Each entry below is to be duplicated verbatim.

-- start EXTRACTED ENTRIES --

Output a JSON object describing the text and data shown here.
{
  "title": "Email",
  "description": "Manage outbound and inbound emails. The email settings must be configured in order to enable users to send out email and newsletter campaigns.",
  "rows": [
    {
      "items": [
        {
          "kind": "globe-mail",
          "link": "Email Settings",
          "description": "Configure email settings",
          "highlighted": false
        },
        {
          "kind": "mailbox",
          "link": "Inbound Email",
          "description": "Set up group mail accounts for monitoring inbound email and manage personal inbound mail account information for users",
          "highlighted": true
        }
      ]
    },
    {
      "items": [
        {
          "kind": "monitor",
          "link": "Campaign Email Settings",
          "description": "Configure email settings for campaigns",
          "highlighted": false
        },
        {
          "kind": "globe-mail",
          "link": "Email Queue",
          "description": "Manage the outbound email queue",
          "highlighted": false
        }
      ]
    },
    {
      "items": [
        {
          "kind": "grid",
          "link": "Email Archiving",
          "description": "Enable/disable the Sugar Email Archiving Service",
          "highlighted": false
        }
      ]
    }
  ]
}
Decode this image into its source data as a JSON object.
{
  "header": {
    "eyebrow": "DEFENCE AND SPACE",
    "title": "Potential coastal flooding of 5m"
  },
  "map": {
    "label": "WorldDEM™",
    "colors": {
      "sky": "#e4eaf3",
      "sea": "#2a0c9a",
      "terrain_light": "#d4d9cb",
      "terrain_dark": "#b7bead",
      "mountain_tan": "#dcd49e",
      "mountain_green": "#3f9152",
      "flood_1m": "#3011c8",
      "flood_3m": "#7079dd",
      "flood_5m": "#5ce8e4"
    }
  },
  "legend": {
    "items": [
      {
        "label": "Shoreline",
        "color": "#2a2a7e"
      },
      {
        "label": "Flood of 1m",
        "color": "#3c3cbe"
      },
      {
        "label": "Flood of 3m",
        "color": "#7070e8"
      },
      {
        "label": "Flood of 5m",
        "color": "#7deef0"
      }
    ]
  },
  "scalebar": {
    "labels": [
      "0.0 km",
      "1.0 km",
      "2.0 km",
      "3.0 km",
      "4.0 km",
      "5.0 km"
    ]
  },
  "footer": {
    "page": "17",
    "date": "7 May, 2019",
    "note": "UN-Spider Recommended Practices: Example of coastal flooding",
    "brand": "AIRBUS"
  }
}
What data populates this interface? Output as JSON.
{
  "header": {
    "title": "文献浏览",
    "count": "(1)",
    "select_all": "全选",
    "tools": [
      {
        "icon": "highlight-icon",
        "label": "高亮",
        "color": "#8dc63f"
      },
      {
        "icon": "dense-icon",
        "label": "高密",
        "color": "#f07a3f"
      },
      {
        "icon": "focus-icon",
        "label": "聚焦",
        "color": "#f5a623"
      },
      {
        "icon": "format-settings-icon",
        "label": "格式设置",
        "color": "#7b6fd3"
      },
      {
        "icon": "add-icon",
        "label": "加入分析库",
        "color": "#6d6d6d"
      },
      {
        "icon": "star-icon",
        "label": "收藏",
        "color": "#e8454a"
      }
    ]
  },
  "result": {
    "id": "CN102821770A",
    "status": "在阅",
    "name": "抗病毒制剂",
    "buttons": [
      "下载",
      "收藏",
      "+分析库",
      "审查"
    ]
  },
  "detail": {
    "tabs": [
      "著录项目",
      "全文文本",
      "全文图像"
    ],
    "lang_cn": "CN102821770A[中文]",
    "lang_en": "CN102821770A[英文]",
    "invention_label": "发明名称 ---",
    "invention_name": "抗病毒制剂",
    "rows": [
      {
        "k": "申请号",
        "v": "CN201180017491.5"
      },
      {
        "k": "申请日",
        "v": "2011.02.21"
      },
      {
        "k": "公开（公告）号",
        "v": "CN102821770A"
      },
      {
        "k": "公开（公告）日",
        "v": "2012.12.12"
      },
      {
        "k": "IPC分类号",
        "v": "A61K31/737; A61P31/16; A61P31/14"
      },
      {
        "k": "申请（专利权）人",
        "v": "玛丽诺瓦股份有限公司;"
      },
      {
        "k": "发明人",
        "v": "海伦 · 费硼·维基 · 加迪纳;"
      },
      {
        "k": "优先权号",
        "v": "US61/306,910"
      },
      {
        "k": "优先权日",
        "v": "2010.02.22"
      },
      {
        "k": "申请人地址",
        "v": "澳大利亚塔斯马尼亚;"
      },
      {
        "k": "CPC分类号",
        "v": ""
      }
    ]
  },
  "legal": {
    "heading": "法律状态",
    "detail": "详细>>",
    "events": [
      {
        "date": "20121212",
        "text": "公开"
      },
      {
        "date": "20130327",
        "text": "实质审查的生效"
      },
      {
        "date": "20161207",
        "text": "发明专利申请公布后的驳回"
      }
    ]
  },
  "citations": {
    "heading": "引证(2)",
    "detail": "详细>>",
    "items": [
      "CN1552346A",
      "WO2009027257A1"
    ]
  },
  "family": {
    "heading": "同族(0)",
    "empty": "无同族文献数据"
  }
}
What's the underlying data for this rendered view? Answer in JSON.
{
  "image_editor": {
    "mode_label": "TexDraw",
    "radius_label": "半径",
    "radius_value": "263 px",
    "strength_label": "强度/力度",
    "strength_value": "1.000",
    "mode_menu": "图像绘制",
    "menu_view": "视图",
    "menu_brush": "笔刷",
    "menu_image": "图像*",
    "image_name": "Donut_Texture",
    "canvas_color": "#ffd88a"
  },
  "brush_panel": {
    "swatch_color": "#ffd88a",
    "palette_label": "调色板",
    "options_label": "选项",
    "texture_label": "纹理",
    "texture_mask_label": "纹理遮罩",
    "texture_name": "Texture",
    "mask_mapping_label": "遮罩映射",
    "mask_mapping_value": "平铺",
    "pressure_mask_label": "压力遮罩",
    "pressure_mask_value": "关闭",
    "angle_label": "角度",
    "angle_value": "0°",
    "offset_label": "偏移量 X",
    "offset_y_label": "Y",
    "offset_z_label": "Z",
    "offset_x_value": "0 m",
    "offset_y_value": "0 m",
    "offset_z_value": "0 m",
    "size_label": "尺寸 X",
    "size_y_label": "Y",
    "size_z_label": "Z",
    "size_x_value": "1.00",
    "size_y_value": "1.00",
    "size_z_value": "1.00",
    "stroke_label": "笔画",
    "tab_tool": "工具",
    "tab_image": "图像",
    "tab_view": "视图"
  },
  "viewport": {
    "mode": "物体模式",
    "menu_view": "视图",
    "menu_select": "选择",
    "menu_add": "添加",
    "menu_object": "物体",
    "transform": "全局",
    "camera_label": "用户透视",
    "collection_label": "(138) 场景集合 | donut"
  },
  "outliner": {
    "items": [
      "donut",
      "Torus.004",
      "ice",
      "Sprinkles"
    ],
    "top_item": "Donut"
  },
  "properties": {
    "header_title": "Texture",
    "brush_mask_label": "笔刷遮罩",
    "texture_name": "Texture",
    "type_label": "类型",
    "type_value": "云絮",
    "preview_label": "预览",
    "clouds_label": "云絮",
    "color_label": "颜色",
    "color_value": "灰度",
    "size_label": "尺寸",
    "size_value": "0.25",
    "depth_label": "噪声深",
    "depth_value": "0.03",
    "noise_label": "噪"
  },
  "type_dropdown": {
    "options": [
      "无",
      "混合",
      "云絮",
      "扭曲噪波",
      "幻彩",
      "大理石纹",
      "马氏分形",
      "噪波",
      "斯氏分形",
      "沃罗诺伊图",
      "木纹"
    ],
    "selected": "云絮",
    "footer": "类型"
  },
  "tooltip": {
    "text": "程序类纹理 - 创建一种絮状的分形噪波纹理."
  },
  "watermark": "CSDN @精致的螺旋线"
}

-- end EXTRACTED ENTRIES --

# SOLVED EXERCISE
Output a JSON object describing the text and data shown here.
{
  "title": "Email",
  "description": "Manage outbound and inbound emails. The email settings must be configured in order to enable users to send out email and newsletter campaigns.",
  "rows": [
    {
      "items": [
        {
          "kind": "globe-mail",
          "link": "Email Settings",
          "description": "Configure email settings",
          "highlighted": false
        },
        {
          "kind": "mailbox",
          "link": "Inbound Email",
          "description": "Set up group mail accounts for monitoring inbound email and manage personal inbound mail account information for users",
          "highlighted": true
        }
      ]
    },
    {
      "items": [
        {
          "kind": "monitor",
          "link": "Campaign Email Settings",
          "description": "Configure email settings for campaigns",
          "highlighted": false
        },
        {
          "kind": "globe-mail",
          "link": "Email Queue",
          "description": "Manage the outbound email queue",
          "highlighted": false
        }
      ]
    },
    {
      "items": [
        {
          "kind": "grid",
          "link": "Email Archiving",
          "description": "Enable/disable the Sugar Email Archiving Service",
          "highlighted": false
        }
      ]
    }
  ]
}
Decode this image into its source data as a JSON object.
{
  "header": {
    "eyebrow": "DEFENCE AND SPACE",
    "title": "Potential coastal flooding of 5m"
  },
  "map": {
    "label": "WorldDEM™",
    "colors": {
      "sky": "#e4eaf3",
      "sea": "#2a0c9a",
      "terrain_light": "#d4d9cb",
      "terrain_dark": "#b7bead",
      "mountain_tan": "#dcd49e",
      "mountain_green": "#3f9152",
      "flood_1m": "#3011c8",
      "flood_3m": "#7079dd",
      "flood_5m": "#5ce8e4"
    }
  },
  "legend": {
    "items": [
      {
        "label": "Shoreline",
        "color": "#2a2a7e"
      },
      {
        "label": "Flood of 1m",
        "color": "#3c3cbe"
      },
      {
        "label": "Flood of 3m",
        "color": "#7070e8"
      },
      {
        "label": "Flood of 5m",
        "color": "#7deef0"
      }
    ]
  },
  "scalebar": {
    "labels": [
      "0.0 km",
      "1.0 km",
      "2.0 km",
      "3.0 km",
      "4.0 km",
      "5.0 km"
    ]
  },
  "footer": {
    "page": "17",
    "date": "7 May, 2019",
    "note": "UN-Spider Recommended Practices: Example of coastal flooding",
    "brand": "AIRBUS"
  }
}
What data populates this interface? Output as JSON.
{
  "header": {
    "title": "文献浏览",
    "count": "(1)",
    "select_all": "全选",
    "tools": [
      {
        "icon": "highlight-icon",
        "label": "高亮",
        "color": "#8dc63f"
      },
      {
        "icon": "dense-icon",
        "label": "高密",
        "color": "#f07a3f"
      },
      {
        "icon": "focus-icon",
        "label": "聚焦",
        "color": "#f5a623"
      },
      {
        "icon": "format-settings-icon",
        "label": "格式设置",
        "color": "#7b6fd3"
      },
      {
        "icon": "add-icon",
        "label": "加入分析库",
        "color": "#6d6d6d"
      },
      {
        "icon": "star-icon",
        "label": "收藏",
        "color": "#e8454a"
      }
    ]
  },
  "result": {
    "id": "CN102821770A",
    "status": "在阅",
    "name": "抗病毒制剂",
    "buttons": [
      "下载",
      "收藏",
      "+分析库",
      "审查"
    ]
  },
  "detail": {
    "tabs": [
      "著录项目",
      "全文文本",
      "全文图像"
    ],
    "lang_cn": "CN102821770A[中文]",
    "lang_en": "CN102821770A[英文]",
    "invention_label": "发明名称 ---",
    "invention_name": "抗病毒制剂",
    "rows": [
      {
        "k": "申请号",
        "v": "CN201180017491.5"
      },
      {
        "k": "申请日",
        "v": "2011.02.21"
      },
      {
        "k": "公开（公告）号",
        "v": "CN102821770A"
      },
      {
        "k": "公开（公告）日",
        "v": "2012.12.12"
      },
      {
        "k": "IPC分类号",
        "v": "A61K31/737; A61P31/16; A61P31/14"
      },
      {
        "k": "申请（专利权）人",
        "v": "玛丽诺瓦股份有限公司;"
      },
      {
        "k": "发明人",
        "v": "海伦 · 费硼·维基 · 加迪纳;"
      },
      {
        "k": "优先权号",
        "v": "US61/306,910"
      },
      {
        "k": "优先权日",
        "v": "2010.02.22"
      },
      {
        "k": "申请人地址",
        "v": "澳大利亚塔斯马尼亚;"
      },
      {
        "k": "CPC分类号",
        "v": ""
      }
    ]
  },
  "legal": {
    "heading": "法律状态",
    "detail": "详细>>",
    "events": [
      {
        "date": "20121212",
        "text": "公开"
      },
      {
        "date": "20130327",
        "text": "实质审查的生效"
      },
      {
        "date": "20161207",
        "text": "发明专利申请公布后的驳回"
      }
    ]
  },
  "citations": {
    "heading": "引证(2)",
    "detail": "详细>>",
    "items": [
      "CN1552346A",
      "WO2009027257A1"
    ]
  },
  "family": {
    "heading": "同族(0)",
    "empty": "无同族文献数据"
  }
}
What's the underlying data for this rendered view? Answer in JSON.
{
  "image_editor": {
    "mode_label": "TexDraw",
    "radius_label": "半径",
    "radius_value": "263 px",
    "strength_label": "强度/力度",
    "strength_value": "1.000",
    "mode_menu": "图像绘制",
    "menu_view": "视图",
    "menu_brush": "笔刷",
    "menu_image": "图像*",
    "image_name": "Donut_Texture",
    "canvas_color": "#ffd88a"
  },
  "brush_panel": {
    "swatch_color": "#ffd88a",
    "palette_label": "调色板",
    "options_label": "选项",
    "texture_label": "纹理",
    "texture_mask_label": "纹理遮罩",
    "texture_name": "Texture",
    "mask_mapping_label": "遮罩映射",
    "mask_mapping_value": "平铺",
    "pressure_mask_label": "压力遮罩",
    "pressure_mask_value": "关闭",
    "angle_label": "角度",
    "angle_value": "0°",
    "offset_label": "偏移量 X",
    "offset_y_label": "Y",
    "offset_z_label": "Z",
    "offset_x_value": "0 m",
    "offset_y_value": "0 m",
    "offset_z_value": "0 m",
    "size_label": "尺寸 X",
    "size_y_label": "Y",
    "size_z_label": "Z",
    "size_x_value": "1.00",
    "size_y_value": "1.00",
    "size_z_value": "1.00",
    "stroke_label": "笔画",
    "tab_tool": "工具",
    "tab_image": "图像",
    "tab_view": "视图"
  },
  "viewport": {
    "mode": "物体模式",
    "menu_view": "视图",
    "menu_select": "选择",
    "menu_add": "添加",
    "menu_object": "物体",
    "transform": "全局",
    "camera_label": "用户透视",
    "collection_label": "(138) 场景集合 | donut"
  },
  "outliner": {
    "items": [
      "donut",
      "Torus.004",
      "ice",
      "Sprinkles"
    ],
    "top_item": "Donut"
  },
  "properties": {
    "header_title": "Texture",
    "brush_mask_label": "笔刷遮罩",
    "texture_name": "Texture",
    "type_label": "类型",
    "type_value": "云絮",
    "preview_label": "预览",
    "clouds_label": "云絮",
    "color_label": "颜色",
    "color_value": "灰度",
    "size_label": "尺寸",
    "size_value": "0.25",
    "depth_label": "噪声深",
    "depth_value": "0.03",
    "noise_label": "噪"
  },
  "type_dropdown": {
    "options": [
      "无",
      "混合",
      "云絮",
      "扭曲噪波",
      "幻彩",
      "大理石纹",
      "马氏分形",
      "噪波",
      "斯氏分形",
      "沃罗诺伊图",
      "木纹"
    ],
    "selected": "云絮",
    "footer": "类型"
  },
  "tooltip": {
    "text": "程序类纹理 - 创建一种絮状的分形噪波纹理."
  },
  "watermark": "CSDN @精致的螺旋线"
}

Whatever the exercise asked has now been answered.